[Data for processing]:

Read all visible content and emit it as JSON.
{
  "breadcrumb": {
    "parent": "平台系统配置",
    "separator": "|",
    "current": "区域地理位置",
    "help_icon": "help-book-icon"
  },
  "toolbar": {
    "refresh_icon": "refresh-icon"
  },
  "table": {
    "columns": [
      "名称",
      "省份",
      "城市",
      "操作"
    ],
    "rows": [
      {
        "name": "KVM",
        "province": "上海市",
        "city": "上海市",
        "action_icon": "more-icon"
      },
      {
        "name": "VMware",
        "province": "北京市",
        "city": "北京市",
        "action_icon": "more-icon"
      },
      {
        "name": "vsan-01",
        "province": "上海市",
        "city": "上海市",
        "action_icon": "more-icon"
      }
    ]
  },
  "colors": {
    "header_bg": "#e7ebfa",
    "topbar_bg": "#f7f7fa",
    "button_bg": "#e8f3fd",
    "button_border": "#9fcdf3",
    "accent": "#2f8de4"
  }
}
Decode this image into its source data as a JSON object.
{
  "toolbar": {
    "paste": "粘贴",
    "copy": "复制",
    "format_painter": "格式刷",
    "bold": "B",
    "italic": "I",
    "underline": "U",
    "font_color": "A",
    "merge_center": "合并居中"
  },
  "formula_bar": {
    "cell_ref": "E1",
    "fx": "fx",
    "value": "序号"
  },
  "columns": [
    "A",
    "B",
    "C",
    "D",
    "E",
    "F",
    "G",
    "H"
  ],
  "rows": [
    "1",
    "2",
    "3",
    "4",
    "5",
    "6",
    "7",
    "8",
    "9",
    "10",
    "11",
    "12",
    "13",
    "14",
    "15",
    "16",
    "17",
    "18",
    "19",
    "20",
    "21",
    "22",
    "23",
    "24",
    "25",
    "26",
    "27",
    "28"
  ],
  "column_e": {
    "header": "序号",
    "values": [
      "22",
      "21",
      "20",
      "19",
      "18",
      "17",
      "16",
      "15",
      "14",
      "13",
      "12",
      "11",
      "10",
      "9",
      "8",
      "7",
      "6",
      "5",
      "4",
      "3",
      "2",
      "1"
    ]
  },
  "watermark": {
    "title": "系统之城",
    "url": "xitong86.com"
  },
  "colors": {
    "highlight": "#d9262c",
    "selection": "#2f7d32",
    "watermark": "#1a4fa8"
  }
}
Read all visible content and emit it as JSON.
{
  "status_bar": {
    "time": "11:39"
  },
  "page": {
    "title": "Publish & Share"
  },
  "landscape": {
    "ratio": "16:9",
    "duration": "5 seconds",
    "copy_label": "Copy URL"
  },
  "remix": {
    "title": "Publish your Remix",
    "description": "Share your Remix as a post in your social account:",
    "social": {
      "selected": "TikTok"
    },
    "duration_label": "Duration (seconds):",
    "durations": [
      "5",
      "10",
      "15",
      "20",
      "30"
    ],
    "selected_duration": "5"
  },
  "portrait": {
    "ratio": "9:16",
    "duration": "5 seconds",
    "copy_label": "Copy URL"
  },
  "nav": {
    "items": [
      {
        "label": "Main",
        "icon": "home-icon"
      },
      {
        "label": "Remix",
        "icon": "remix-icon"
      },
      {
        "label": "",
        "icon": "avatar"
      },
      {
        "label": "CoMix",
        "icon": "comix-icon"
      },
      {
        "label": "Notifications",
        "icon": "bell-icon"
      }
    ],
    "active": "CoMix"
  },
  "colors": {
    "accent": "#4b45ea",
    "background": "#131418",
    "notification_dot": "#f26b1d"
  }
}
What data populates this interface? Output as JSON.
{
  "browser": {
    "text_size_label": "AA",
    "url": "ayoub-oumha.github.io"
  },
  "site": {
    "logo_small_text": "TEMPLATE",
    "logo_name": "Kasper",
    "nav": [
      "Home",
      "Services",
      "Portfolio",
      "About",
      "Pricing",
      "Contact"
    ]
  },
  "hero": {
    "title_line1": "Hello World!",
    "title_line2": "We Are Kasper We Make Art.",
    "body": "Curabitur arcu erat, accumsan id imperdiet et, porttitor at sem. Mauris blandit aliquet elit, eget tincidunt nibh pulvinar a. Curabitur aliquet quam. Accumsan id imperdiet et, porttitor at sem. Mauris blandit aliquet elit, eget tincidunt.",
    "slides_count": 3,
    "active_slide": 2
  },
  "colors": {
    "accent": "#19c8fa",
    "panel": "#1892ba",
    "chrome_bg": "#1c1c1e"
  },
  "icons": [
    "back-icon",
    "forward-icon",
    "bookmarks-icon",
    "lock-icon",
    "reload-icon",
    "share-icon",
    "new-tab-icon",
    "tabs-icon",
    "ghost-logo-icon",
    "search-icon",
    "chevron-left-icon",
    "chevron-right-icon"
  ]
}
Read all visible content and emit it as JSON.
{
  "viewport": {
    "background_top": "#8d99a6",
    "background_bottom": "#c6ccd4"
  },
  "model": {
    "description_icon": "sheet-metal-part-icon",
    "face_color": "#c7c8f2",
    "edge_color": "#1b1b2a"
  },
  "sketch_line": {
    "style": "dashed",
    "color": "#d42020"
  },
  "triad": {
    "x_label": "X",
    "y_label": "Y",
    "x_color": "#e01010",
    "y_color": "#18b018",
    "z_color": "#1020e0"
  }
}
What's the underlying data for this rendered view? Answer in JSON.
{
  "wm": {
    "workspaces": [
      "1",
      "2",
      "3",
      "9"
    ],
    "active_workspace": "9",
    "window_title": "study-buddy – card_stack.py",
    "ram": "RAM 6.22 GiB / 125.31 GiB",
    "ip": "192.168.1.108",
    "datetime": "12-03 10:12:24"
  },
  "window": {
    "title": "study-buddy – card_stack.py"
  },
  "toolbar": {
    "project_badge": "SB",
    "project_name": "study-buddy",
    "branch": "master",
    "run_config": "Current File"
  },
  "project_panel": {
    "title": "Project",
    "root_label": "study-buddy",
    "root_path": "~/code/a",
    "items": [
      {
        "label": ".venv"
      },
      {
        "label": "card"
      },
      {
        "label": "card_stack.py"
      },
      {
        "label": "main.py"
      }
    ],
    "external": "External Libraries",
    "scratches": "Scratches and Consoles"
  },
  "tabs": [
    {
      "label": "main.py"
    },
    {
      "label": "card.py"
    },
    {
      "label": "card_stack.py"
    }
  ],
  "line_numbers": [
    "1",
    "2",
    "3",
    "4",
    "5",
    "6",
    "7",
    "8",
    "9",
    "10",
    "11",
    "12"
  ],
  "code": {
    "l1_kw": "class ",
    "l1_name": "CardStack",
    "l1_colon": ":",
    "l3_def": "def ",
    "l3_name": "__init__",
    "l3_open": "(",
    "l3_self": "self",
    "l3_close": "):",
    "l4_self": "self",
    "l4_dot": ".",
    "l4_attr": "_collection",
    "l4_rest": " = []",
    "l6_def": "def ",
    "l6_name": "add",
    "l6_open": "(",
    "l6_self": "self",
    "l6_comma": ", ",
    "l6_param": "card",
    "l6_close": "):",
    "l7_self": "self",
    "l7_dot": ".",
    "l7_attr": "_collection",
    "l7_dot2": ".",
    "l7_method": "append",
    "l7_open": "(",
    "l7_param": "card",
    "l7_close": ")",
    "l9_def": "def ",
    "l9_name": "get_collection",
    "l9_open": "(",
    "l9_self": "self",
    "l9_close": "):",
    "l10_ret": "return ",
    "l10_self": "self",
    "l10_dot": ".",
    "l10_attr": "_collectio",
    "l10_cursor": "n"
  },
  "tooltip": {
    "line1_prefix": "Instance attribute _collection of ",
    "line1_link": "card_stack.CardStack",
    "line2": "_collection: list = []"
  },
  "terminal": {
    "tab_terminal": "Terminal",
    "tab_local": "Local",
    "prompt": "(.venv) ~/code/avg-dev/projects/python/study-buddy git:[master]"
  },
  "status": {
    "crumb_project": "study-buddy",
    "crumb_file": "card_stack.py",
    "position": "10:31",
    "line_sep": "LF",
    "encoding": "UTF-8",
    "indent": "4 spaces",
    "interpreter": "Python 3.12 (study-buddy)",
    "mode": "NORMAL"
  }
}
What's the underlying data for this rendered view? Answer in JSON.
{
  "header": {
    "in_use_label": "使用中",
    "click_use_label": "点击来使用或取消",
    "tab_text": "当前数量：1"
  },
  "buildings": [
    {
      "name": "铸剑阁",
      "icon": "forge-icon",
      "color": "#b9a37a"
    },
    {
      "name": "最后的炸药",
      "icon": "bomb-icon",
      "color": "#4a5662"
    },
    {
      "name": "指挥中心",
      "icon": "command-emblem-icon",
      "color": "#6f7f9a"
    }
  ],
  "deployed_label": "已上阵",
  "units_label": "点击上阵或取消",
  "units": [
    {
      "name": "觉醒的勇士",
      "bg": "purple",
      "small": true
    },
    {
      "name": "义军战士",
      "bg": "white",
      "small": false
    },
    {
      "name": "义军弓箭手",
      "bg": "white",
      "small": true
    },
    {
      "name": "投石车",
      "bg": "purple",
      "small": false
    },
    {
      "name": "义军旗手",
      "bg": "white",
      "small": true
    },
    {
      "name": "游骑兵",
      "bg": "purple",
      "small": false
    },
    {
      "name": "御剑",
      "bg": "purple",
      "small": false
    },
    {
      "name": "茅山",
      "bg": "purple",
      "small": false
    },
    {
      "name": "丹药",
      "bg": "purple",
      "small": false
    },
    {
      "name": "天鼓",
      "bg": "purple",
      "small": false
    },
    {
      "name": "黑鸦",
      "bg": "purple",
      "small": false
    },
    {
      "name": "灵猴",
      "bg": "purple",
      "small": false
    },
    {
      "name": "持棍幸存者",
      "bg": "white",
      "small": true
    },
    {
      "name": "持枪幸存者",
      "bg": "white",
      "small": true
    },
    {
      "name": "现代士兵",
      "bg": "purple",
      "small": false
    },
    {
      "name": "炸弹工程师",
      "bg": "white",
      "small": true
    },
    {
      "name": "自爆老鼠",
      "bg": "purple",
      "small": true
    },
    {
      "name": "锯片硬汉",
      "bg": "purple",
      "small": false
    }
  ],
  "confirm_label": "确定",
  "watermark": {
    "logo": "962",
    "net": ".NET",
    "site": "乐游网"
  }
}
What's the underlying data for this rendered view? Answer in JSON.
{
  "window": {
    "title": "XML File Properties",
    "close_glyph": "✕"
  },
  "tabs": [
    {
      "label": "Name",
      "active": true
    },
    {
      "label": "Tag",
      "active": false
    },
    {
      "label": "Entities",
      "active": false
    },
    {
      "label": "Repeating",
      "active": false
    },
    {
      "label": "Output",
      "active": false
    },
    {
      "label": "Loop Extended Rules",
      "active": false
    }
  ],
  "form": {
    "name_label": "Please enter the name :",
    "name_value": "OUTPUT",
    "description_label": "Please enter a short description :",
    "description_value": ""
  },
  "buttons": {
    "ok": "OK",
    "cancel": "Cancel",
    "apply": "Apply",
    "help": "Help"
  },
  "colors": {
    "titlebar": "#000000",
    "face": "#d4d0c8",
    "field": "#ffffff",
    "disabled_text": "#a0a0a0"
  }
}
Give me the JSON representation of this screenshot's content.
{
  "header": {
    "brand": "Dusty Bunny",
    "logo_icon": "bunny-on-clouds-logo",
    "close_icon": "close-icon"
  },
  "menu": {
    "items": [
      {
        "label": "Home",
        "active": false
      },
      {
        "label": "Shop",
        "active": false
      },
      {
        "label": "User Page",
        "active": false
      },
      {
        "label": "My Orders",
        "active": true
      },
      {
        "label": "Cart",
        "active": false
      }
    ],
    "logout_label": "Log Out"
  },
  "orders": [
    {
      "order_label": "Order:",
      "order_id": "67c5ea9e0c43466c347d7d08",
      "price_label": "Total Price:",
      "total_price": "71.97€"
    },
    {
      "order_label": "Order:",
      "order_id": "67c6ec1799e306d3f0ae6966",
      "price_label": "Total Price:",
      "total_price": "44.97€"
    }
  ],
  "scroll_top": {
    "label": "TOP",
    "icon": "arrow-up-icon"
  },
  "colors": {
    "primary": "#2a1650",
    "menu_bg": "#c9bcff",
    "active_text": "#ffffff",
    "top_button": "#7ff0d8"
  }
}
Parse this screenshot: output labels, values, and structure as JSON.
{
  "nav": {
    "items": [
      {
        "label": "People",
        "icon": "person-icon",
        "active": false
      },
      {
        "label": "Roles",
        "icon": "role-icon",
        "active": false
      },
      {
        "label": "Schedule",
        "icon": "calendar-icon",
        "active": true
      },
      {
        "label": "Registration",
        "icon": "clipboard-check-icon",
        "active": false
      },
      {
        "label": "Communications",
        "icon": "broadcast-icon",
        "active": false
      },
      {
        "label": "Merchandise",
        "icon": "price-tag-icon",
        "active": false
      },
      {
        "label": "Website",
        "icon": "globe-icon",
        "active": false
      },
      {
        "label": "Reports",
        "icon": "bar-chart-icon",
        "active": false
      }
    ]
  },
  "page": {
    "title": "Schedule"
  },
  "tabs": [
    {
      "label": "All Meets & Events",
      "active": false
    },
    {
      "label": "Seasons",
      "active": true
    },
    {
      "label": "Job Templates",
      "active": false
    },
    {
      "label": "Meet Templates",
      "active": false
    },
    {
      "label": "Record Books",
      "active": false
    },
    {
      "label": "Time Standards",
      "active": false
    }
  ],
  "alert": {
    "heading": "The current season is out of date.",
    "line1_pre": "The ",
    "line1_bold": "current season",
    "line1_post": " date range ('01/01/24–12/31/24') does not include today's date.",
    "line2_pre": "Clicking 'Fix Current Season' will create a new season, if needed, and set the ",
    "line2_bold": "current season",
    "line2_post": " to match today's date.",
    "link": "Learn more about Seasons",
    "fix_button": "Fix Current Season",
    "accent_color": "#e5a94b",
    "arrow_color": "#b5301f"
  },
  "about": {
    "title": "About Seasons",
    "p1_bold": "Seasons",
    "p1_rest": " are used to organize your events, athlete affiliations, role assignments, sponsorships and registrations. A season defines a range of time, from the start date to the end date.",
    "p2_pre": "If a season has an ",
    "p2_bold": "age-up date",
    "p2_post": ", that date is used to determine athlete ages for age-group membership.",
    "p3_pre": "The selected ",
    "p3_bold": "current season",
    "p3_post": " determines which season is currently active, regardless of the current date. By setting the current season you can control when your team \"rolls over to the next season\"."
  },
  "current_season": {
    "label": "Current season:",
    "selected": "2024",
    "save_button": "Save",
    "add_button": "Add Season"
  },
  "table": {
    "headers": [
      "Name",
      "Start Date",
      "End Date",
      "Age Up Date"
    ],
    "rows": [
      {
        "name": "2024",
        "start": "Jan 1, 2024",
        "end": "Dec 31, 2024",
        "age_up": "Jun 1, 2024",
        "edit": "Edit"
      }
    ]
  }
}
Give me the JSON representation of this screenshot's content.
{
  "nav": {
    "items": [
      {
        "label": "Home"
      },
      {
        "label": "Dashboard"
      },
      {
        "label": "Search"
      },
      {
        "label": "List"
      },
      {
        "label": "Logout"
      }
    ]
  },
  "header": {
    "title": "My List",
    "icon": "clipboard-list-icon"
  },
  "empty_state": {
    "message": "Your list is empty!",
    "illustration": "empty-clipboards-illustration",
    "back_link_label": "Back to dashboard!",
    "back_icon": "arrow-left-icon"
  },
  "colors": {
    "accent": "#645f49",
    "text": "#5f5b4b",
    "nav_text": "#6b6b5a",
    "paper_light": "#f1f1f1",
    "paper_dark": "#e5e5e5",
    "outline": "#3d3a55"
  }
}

[Description of the task]:
Collect every line with the string "today" from the records, and copy each.

[Answer to this problem]:
    "line1_post": " date range ('01/01/24–12/31/24') does not include today's date.",
    "line2_post": " to match today's date.",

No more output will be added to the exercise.